Work to complete:
Reproduce the listing that follows with no differences at all.

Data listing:

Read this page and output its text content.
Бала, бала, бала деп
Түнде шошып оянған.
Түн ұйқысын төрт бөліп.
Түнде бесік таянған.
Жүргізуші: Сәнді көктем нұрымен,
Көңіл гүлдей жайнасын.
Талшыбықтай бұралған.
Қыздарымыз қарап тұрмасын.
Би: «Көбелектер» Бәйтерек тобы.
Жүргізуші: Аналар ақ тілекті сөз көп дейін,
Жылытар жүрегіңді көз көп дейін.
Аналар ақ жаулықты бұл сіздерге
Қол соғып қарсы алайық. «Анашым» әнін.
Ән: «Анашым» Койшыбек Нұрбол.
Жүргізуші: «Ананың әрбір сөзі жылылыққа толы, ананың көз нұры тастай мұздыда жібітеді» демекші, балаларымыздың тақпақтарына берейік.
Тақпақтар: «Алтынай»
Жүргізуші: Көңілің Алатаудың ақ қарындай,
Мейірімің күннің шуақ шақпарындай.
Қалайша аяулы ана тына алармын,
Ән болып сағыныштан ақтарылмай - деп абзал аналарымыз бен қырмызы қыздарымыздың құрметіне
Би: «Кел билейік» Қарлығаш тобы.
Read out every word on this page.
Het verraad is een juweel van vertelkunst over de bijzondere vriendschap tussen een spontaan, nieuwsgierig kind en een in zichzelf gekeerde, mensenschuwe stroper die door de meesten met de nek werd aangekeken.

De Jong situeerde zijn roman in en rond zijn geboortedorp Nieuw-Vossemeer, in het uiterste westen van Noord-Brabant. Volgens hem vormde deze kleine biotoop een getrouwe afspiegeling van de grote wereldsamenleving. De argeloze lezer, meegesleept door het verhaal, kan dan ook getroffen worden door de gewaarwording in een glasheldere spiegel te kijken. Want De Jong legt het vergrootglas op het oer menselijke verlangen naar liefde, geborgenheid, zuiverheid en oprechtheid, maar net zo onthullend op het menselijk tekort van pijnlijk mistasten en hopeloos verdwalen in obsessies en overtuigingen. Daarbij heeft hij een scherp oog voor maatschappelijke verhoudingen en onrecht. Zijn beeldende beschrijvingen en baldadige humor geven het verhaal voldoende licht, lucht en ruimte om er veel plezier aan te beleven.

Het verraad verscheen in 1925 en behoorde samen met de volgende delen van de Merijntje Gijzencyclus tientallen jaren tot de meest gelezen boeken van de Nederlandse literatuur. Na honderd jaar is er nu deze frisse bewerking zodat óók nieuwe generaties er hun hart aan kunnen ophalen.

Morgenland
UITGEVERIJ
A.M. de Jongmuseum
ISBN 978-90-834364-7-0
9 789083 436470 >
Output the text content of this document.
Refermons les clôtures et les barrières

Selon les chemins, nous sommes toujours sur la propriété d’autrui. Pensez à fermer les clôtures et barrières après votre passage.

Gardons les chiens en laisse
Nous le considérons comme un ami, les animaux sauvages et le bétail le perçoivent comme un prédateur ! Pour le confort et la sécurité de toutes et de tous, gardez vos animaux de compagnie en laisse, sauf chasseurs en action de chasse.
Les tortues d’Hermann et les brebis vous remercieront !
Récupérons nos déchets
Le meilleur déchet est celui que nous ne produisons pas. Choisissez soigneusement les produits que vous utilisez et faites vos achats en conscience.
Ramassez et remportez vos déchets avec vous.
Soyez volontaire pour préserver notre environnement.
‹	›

Solution to this problem:
Read this page and output its text content.
Бала, бала, бала деп
Түнде шошып оянған.
Түн ұйқысын төрт бөліп.
Түнде бесік таянған.
Жүргізуші: Сәнді көктем нұрымен,
Көңіл гүлдей жайнасын.
Талшыбықтай бұралған.
Қыздарымыз қарап тұрмасын.
Би: «Көбелектер» Бәйтерек тобы.
Жүргізуші: Аналар ақ тілекті сөз көп дейін,
Жылытар жүрегіңді көз көп дейін.
Аналар ақ жаулықты бұл сіздерге
Қол соғып қарсы алайық. «Анашым» әнін.
Ән: «Анашым» Койшыбек Нұрбол.
Жүргізуші: «Ананың әрбір сөзі жылылыққа толы, ананың көз нұры тастай мұздыда жібітеді» демекші, балаларымыздың тақпақтарына берейік.
Тақпақтар: «Алтынай»
Жүргізуші: Көңілің Алатаудың ақ қарындай,
Мейірімің күннің шуақ шақпарындай.
Қалайша аяулы ана тына алармын,
Ән болып сағыныштан ақтарылмай - деп абзал аналарымыз бен қырмызы қыздарымыздың құрметіне
Би: «Кел билейік» Қарлығаш тобы.
Read out every word on this page.
Het verraad is een juweel van vertelkunst over de bijzondere vriendschap tussen een spontaan, nieuwsgierig kind en een in zichzelf gekeerde, mensenschuwe stroper die door de meesten met de nek werd aangekeken.

De Jong situeerde zijn roman in en rond zijn geboortedorp Nieuw-Vossemeer, in het uiterste westen van Noord-Brabant. Volgens hem vormde deze kleine biotoop een getrouwe afspiegeling van de grote wereldsamenleving. De argeloze lezer, meegesleept door het verhaal, kan dan ook getroffen worden door de gewaarwording in een glasheldere spiegel te kijken. Want De Jong legt het vergrootglas op het oer menselijke verlangen naar liefde, geborgenheid, zuiverheid en oprechtheid, maar net zo onthullend op het menselijk tekort van pijnlijk mistasten en hopeloos verdwalen in obsessies en overtuigingen. Daarbij heeft hij een scherp oog voor maatschappelijke verhoudingen en onrecht. Zijn beeldende beschrijvingen en baldadige humor geven het verhaal voldoende licht, lucht en ruimte om er veel plezier aan te beleven.

Het verraad verscheen in 1925 en behoorde samen met de volgende delen van de Merijntje Gijzencyclus tientallen jaren tot de meest gelezen boeken van de Nederlandse literatuur. Na honderd jaar is er nu deze frisse bewerking zodat óók nieuwe generaties er hun hart aan kunnen ophalen.

Morgenland
UITGEVERIJ
A.M. de Jongmuseum
ISBN 978-90-834364-7-0
9 789083 436470 >
Output the text content of this document.
Refermons les clôtures et les barrières

Selon les chemins, nous sommes toujours sur la propriété d’autrui. Pensez à fermer les clôtures et barrières après votre passage.

Gardons les chiens en laisse
Nous le considérons comme un ami, les animaux sauvages et le bétail le perçoivent comme un prédateur ! Pour le confort et la sécurité de toutes et de tous, gardez vos animaux de compagnie en laisse, sauf chasseurs en action de chasse.
Les tortues d’Hermann et les brebis vous remercieront !
Récupérons nos déchets
Le meilleur déchet est celui que nous ne produisons pas. Choisissez soigneusement les produits que vous utilisez et faites vos achats en conscience.
Ramassez et remportez vos déchets avec vous.
Soyez volontaire pour préserver notre environnement.
‹	›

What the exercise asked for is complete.